======== Material to process ========
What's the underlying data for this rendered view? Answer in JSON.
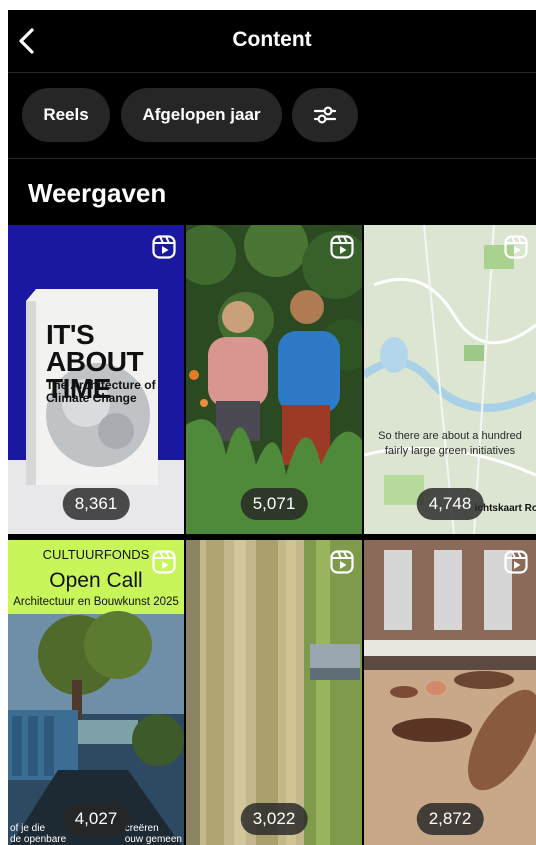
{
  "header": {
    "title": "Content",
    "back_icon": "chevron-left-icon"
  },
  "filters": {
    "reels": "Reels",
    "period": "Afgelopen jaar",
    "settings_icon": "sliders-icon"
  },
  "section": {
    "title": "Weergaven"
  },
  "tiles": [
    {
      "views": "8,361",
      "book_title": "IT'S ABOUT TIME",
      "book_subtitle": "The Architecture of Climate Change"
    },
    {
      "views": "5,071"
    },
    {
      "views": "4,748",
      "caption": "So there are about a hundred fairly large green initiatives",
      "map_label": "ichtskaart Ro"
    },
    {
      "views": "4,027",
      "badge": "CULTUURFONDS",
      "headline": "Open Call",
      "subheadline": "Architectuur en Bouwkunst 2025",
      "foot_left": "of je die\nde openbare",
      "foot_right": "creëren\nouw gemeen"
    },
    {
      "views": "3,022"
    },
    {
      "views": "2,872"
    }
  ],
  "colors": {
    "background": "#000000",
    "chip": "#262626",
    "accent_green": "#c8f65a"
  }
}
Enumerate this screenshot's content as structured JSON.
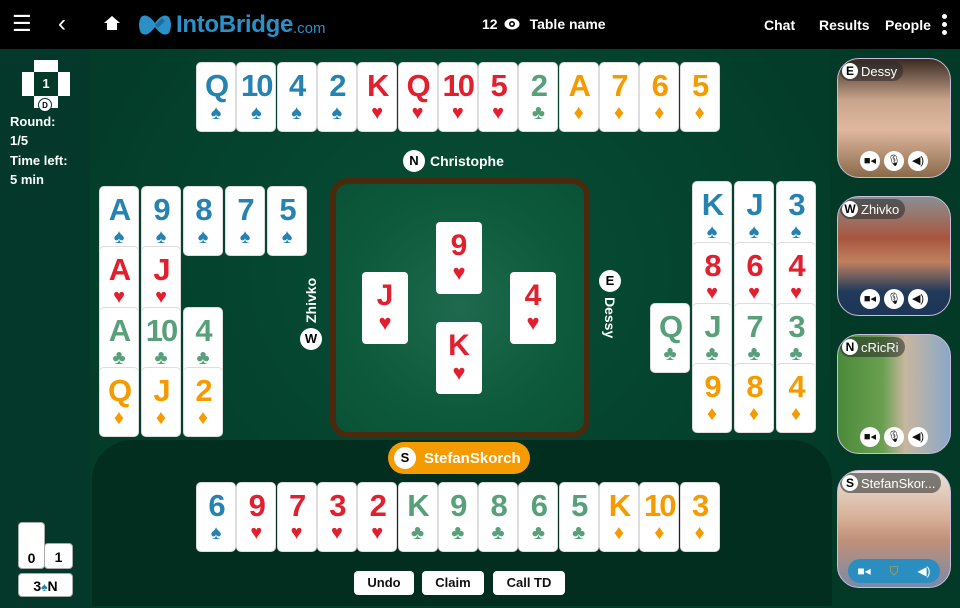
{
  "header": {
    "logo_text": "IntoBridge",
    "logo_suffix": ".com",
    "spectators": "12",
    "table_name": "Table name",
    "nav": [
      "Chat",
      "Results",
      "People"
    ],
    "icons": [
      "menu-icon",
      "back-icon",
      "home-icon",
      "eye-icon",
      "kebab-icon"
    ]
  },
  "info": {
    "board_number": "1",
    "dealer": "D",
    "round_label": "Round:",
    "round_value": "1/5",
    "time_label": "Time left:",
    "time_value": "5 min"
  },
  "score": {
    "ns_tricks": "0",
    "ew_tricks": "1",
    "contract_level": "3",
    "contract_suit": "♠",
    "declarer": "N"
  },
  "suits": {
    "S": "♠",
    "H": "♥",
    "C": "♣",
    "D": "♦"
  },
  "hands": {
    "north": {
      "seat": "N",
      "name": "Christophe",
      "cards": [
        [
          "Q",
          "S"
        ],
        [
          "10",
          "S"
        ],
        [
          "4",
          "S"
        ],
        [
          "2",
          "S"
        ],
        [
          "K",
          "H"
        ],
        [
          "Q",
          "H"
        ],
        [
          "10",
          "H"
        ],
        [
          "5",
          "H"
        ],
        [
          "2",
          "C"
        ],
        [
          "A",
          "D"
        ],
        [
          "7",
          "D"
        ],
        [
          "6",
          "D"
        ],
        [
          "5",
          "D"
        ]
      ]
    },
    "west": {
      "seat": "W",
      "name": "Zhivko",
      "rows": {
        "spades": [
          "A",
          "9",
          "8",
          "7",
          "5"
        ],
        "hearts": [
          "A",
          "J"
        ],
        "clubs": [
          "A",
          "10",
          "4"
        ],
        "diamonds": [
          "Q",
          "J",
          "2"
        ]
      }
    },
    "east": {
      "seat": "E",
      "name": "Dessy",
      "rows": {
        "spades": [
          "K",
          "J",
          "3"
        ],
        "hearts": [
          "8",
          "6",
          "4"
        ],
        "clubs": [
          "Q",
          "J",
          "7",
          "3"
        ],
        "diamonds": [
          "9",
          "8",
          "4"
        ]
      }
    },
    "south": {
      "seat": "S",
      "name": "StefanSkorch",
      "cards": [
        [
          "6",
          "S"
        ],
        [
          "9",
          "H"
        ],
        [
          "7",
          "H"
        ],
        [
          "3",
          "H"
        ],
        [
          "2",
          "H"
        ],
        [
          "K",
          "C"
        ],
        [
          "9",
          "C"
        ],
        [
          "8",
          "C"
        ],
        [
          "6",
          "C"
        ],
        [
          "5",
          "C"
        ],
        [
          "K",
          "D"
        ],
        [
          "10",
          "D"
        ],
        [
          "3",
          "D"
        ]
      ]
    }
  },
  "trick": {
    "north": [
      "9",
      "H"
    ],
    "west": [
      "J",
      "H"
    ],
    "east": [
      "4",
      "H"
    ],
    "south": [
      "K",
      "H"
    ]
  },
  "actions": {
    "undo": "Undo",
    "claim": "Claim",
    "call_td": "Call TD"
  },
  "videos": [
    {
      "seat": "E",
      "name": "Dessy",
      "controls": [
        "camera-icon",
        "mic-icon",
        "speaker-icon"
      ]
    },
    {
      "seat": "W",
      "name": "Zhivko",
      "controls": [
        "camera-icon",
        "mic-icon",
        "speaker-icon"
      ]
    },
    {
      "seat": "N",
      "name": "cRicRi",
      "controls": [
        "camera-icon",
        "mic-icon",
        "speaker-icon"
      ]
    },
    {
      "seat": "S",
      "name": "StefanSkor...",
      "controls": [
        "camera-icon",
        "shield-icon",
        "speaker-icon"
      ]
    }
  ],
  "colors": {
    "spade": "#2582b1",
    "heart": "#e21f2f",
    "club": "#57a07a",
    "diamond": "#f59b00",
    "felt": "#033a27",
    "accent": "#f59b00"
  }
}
========
======== Material to process ========
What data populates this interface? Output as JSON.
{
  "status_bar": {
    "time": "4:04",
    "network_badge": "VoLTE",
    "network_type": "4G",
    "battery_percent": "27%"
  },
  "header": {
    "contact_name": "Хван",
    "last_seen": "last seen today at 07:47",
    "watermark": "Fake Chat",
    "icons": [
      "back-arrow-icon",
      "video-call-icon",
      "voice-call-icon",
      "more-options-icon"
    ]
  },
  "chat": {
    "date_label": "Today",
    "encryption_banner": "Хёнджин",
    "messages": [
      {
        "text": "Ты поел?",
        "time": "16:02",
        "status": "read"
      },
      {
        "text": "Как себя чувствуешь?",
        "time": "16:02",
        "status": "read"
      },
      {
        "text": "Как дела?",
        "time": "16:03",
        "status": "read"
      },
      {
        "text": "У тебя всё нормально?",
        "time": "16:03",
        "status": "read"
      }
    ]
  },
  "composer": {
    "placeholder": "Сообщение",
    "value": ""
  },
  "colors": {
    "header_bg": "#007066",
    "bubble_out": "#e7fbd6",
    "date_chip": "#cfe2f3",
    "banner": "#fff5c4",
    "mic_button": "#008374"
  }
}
========
What to produce |
From the entries, copy out each line containing the word "data".

Result of the exercise |
What's the underlying data for this rendered view? Answer in JSON.
What data populates this interface? Output as JSON.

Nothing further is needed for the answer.